++++ Provided records ++++
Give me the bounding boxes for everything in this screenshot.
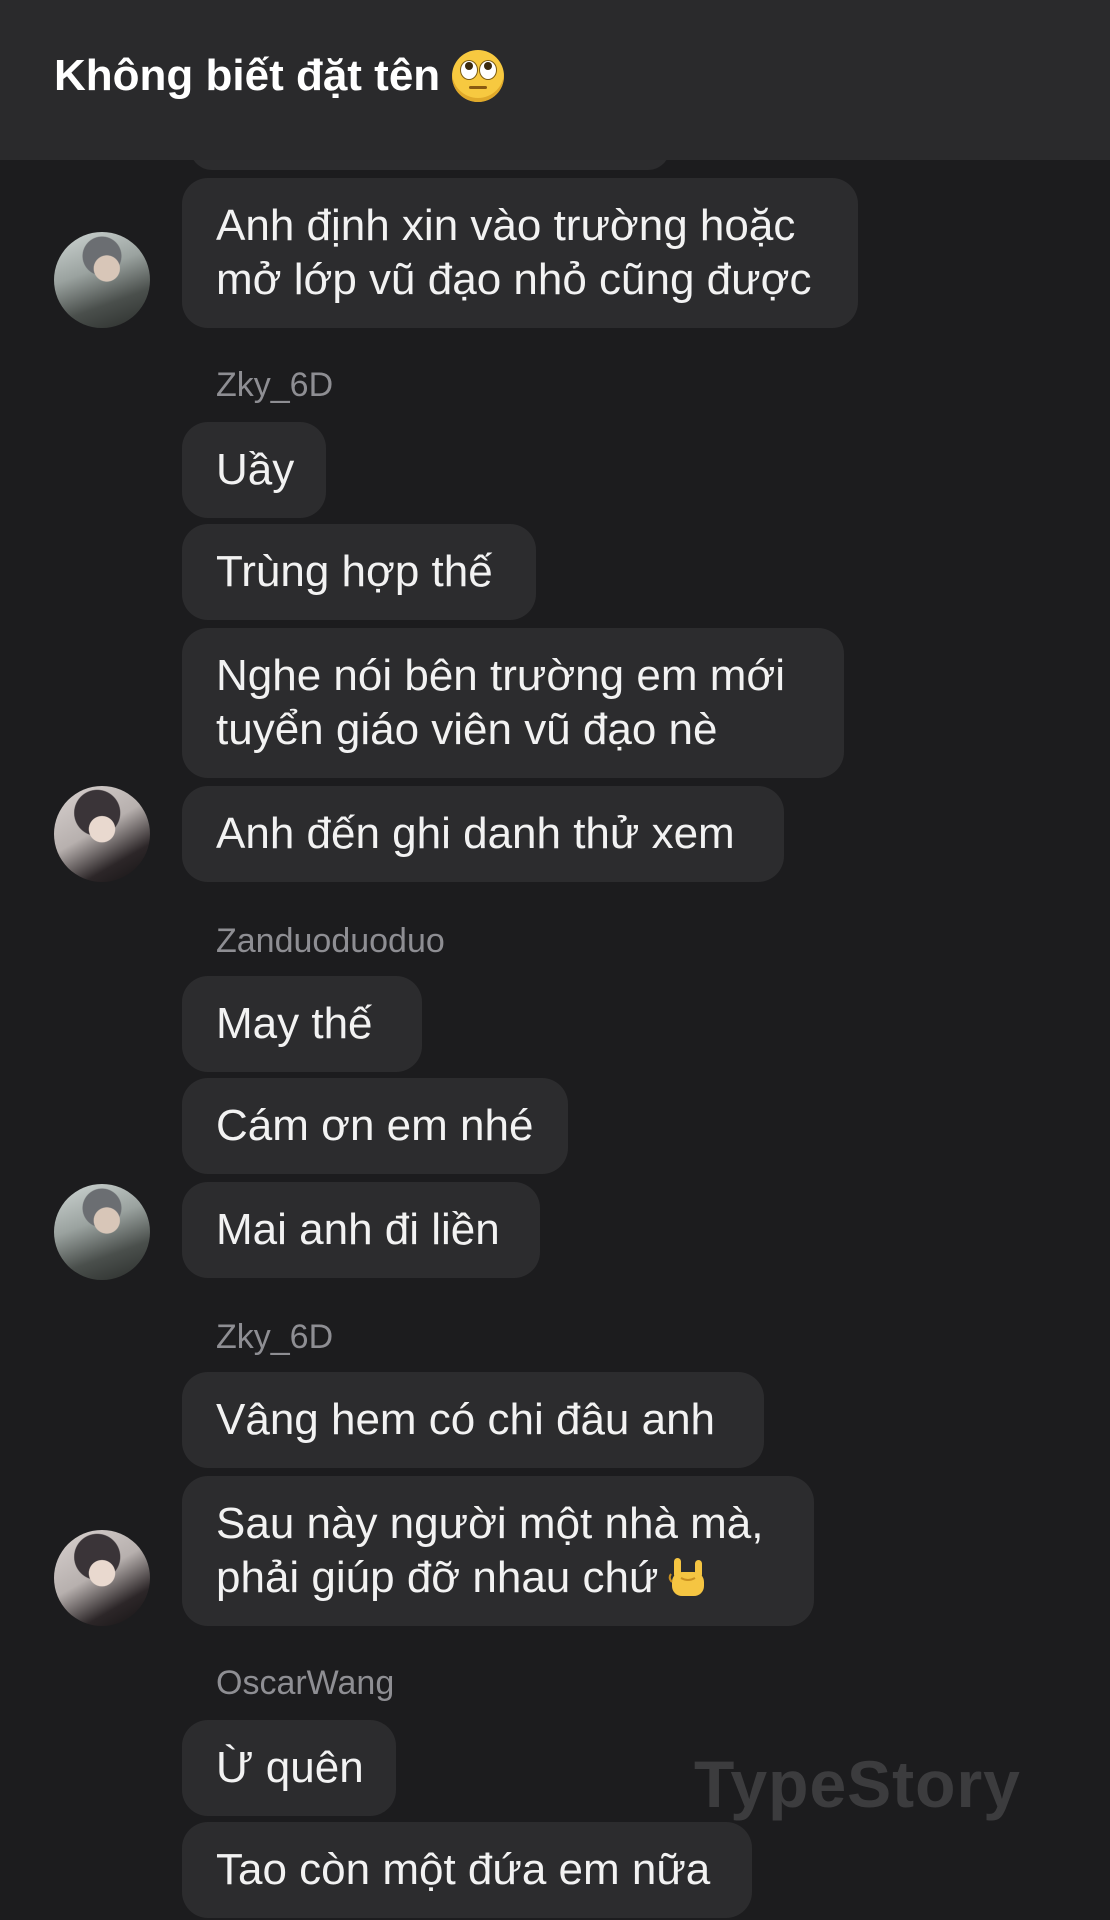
sign-of-the-horns-emoji-icon xyxy=(669,1558,705,1596)
sender-name: OscarWang xyxy=(216,1664,395,1702)
avatar-zanduoduoduo[interactable] xyxy=(54,1184,150,1280)
sender-name: Zanduoduoduo xyxy=(216,922,445,960)
message-text-line: Sau này người một nhà mà, xyxy=(216,1499,764,1548)
message-text-fragment: phải giúp đỡ nhau chứ xyxy=(216,1553,659,1602)
chat-header: Không biết đặt tên xyxy=(0,0,1110,160)
chat-title-text: Không biết đặt tên xyxy=(54,51,441,100)
message-text-line: mở lớp vũ đạo nhỏ cũng được xyxy=(216,255,812,304)
sender-name: Zky_6D xyxy=(216,366,334,404)
message-text: Cám ơn em nhé xyxy=(216,1101,534,1150)
message-bubble[interactable]: Ừ quên xyxy=(182,1720,396,1816)
message-bubble[interactable]: Nghe nói bên trường em mới tuyển giáo vi… xyxy=(182,628,844,778)
message-bubble[interactable]: May thế xyxy=(182,976,422,1072)
message-bubble[interactable]: Tao còn một đứa em nữa xyxy=(182,1822,752,1918)
message-text-line: Nghe nói bên trường em mới xyxy=(216,651,785,700)
message-bubble[interactable]: Anh đến ghi danh thử xem xyxy=(182,786,784,882)
chat-title[interactable]: Không biết đặt tên xyxy=(54,50,505,102)
message-text: Uầy xyxy=(216,445,295,494)
message-bubble[interactable]: Cám ơn em nhé xyxy=(182,1078,568,1174)
avatar-zky-6d[interactable] xyxy=(54,1530,150,1626)
message-text-line: tuyển giáo viên vũ đạo nè xyxy=(216,705,718,754)
message-text: Anh đến ghi danh thử xem xyxy=(216,809,735,858)
message-text: Ừ quên xyxy=(216,1743,364,1792)
avatar-zky-6d[interactable] xyxy=(54,786,150,882)
message-bubble[interactable]: Uầy xyxy=(182,422,326,518)
message-text: May thế xyxy=(216,999,373,1048)
message-bubble[interactable]: Vâng hem có chi đâu anh xyxy=(182,1372,764,1468)
message-text: Mai anh đi liền xyxy=(216,1205,500,1254)
message-text-line: Anh định xin vào trường hoặc xyxy=(216,201,796,250)
message-text-line: phải giúp đỡ nhau chứ xyxy=(216,1551,708,1605)
sender-name: Zky_6D xyxy=(216,1318,334,1356)
message-text: Tao còn một đứa em nữa xyxy=(216,1845,711,1894)
message-bubble[interactable]: Trùng hợp thế xyxy=(182,524,536,620)
avatar-zanduoduoduo[interactable] xyxy=(54,232,150,328)
message-text: Trùng hợp thế xyxy=(216,547,493,596)
message-text: Vâng hem có chi đâu anh xyxy=(216,1395,716,1444)
message-bubble[interactable]: Sau này người một nhà mà, phải giúp đỡ n… xyxy=(182,1476,814,1626)
watermark-text: TypeStory xyxy=(694,1747,1021,1821)
message-bubble[interactable]: Mai anh đi liền xyxy=(182,1182,540,1278)
message-bubble[interactable]: Anh định xin vào trường hoặc mở lớp vũ đ… xyxy=(182,178,858,328)
face-with-rolling-eyes-emoji-icon xyxy=(452,50,505,102)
++++
Written instruction: Can you copy out all the rows above verbatim, leaving out the pictures?

Result of this exercise:
Give me the bounding boxes for everything in this screenshot.
sign-of-the-horns-emoji-icon xyxy=(669,1558,705,1596)
sender-name: OscarWang xyxy=(216,1664,395,1702)
avatar-zanduoduoduo[interactable] xyxy=(54,1184,150,1280)
sender-name: Zanduoduoduo xyxy=(216,922,445,960)
message-text-line: Sau này người một nhà mà, xyxy=(216,1499,764,1548)
message-text-fragment: phải giúp đỡ nhau chứ xyxy=(216,1553,659,1602)
chat-header: Không biết đặt tên xyxy=(0,0,1110,160)
chat-title-text: Không biết đặt tên xyxy=(54,51,441,100)
message-text-line: mở lớp vũ đạo nhỏ cũng được xyxy=(216,255,812,304)
sender-name: Zky_6D xyxy=(216,366,334,404)
message-text: Cám ơn em nhé xyxy=(216,1101,534,1150)
message-bubble[interactable]: Ừ quên xyxy=(182,1720,396,1816)
message-bubble[interactable]: Nghe nói bên trường em mới tuyển giáo vi… xyxy=(182,628,844,778)
message-bubble[interactable]: May thế xyxy=(182,976,422,1072)
message-bubble[interactable]: Tao còn một đứa em nữa xyxy=(182,1822,752,1918)
message-text-line: Nghe nói bên trường em mới xyxy=(216,651,785,700)
message-bubble[interactable]: Anh đến ghi danh thử xem xyxy=(182,786,784,882)
chat-title[interactable]: Không biết đặt tên xyxy=(54,50,505,102)
message-text: Uầy xyxy=(216,445,295,494)
message-bubble[interactable]: Cám ơn em nhé xyxy=(182,1078,568,1174)
avatar-zky-6d[interactable] xyxy=(54,1530,150,1626)
message-text-line: tuyển giáo viên vũ đạo nè xyxy=(216,705,718,754)
message-text: Anh đến ghi danh thử xem xyxy=(216,809,735,858)
message-text: Ừ quên xyxy=(216,1743,364,1792)
avatar-zky-6d[interactable] xyxy=(54,786,150,882)
message-bubble[interactable]: Uầy xyxy=(182,422,326,518)
message-text: May thế xyxy=(216,999,373,1048)
message-bubble[interactable]: Vâng hem có chi đâu anh xyxy=(182,1372,764,1468)
message-text: Mai anh đi liền xyxy=(216,1205,500,1254)
message-text-line: Anh định xin vào trường hoặc xyxy=(216,201,796,250)
message-text-line: phải giúp đỡ nhau chứ xyxy=(216,1551,708,1605)
sender-name: Zky_6D xyxy=(216,1318,334,1356)
message-text: Tao còn một đứa em nữa xyxy=(216,1845,711,1894)
message-bubble[interactable]: Trùng hợp thế xyxy=(182,524,536,620)
avatar-zanduoduoduo[interactable] xyxy=(54,232,150,328)
message-text: Trùng hợp thế xyxy=(216,547,493,596)
message-text: Vâng hem có chi đâu anh xyxy=(216,1395,716,1444)
message-bubble[interactable]: Sau này người một nhà mà, phải giúp đỡ n… xyxy=(182,1476,814,1626)
watermark-text: TypeStory xyxy=(694,1747,1021,1821)
message-bubble[interactable]: Mai anh đi liền xyxy=(182,1182,540,1278)
message-bubble[interactable]: Anh định xin vào trường hoặc mở lớp vũ đ… xyxy=(182,178,858,328)
face-with-rolling-eyes-emoji-icon xyxy=(452,50,505,102)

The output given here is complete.